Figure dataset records
__________________________________________________
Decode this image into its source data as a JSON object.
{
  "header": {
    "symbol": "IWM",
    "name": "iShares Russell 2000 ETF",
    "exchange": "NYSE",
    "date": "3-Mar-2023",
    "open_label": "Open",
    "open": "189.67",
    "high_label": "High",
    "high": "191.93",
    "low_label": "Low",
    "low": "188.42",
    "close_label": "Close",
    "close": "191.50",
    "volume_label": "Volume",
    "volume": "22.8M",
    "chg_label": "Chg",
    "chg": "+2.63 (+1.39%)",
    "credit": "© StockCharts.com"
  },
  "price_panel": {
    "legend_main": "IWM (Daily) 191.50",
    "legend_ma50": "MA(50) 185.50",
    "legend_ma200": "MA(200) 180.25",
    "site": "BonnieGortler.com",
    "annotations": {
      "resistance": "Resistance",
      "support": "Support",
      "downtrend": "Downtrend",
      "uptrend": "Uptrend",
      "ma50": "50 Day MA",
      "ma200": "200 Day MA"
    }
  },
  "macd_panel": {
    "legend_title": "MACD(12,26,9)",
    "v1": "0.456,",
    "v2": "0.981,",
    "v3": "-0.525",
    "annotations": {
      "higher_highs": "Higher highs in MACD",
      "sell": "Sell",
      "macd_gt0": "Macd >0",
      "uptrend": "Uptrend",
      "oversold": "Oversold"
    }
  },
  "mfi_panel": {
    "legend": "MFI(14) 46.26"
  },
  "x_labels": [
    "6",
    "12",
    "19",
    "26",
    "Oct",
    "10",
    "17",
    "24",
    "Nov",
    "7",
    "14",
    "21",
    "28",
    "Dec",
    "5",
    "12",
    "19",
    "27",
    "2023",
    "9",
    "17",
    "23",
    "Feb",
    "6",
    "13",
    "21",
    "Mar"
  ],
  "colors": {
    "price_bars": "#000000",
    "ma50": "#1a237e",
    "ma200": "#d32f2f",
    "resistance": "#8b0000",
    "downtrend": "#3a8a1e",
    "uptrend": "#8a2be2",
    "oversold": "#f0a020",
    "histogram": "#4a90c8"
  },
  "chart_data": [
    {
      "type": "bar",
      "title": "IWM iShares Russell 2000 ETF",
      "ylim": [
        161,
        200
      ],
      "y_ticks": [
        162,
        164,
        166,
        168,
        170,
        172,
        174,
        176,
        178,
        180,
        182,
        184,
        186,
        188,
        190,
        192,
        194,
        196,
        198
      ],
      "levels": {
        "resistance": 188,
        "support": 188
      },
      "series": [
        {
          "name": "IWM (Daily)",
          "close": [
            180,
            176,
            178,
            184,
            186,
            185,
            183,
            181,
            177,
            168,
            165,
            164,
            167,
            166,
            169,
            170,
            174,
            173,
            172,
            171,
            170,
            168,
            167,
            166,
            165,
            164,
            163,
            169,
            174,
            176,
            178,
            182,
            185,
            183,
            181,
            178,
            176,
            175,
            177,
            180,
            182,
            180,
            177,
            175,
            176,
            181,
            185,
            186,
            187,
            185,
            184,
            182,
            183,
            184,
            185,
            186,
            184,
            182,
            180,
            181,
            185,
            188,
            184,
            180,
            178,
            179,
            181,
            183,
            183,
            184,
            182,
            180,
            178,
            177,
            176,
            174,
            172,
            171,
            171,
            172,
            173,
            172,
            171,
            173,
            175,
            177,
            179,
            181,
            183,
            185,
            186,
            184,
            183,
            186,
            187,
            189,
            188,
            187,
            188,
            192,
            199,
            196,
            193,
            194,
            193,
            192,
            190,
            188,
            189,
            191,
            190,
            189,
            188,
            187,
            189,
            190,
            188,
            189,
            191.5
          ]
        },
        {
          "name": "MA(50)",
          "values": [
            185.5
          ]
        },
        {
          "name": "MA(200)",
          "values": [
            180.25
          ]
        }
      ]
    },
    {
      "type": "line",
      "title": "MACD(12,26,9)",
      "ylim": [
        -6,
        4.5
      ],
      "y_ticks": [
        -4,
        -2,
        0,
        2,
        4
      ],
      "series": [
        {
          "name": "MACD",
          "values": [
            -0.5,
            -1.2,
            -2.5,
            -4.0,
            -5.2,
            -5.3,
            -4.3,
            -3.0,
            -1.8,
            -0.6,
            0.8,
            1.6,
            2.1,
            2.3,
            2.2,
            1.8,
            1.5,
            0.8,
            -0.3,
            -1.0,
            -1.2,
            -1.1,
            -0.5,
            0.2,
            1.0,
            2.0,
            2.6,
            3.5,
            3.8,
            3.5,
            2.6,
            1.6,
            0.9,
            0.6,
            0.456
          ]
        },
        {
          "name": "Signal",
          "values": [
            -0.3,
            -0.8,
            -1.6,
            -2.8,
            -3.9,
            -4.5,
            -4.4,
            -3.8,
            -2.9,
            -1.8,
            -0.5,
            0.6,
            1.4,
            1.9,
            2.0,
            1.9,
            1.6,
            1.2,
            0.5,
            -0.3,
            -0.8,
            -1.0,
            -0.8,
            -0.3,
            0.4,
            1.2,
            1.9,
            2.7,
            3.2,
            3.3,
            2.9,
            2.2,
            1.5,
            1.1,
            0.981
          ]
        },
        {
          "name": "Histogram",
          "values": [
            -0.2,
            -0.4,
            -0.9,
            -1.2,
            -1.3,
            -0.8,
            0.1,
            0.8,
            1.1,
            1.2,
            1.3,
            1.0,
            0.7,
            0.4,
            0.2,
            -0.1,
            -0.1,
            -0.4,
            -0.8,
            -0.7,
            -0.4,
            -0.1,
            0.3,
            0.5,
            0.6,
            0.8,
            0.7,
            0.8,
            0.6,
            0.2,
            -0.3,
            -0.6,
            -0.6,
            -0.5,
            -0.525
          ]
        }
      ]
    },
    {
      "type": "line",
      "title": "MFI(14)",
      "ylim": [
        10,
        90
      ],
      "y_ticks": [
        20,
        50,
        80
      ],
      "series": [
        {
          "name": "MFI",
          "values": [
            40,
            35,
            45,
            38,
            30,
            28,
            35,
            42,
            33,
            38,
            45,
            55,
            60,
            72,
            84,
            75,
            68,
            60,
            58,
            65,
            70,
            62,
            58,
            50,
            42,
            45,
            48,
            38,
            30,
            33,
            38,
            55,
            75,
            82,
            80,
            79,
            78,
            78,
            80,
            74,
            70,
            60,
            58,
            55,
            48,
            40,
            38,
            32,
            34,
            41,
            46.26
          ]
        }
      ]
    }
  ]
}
__________________________________________________
# EXERCISE PROMPT:
Select all lines with the word "iShares" from the entries above.

# PROBLEM SOLUTION:
    "name": "iShares Russell 2000 ETF",
      "title": "IWM iShares Russell 2000 ETF",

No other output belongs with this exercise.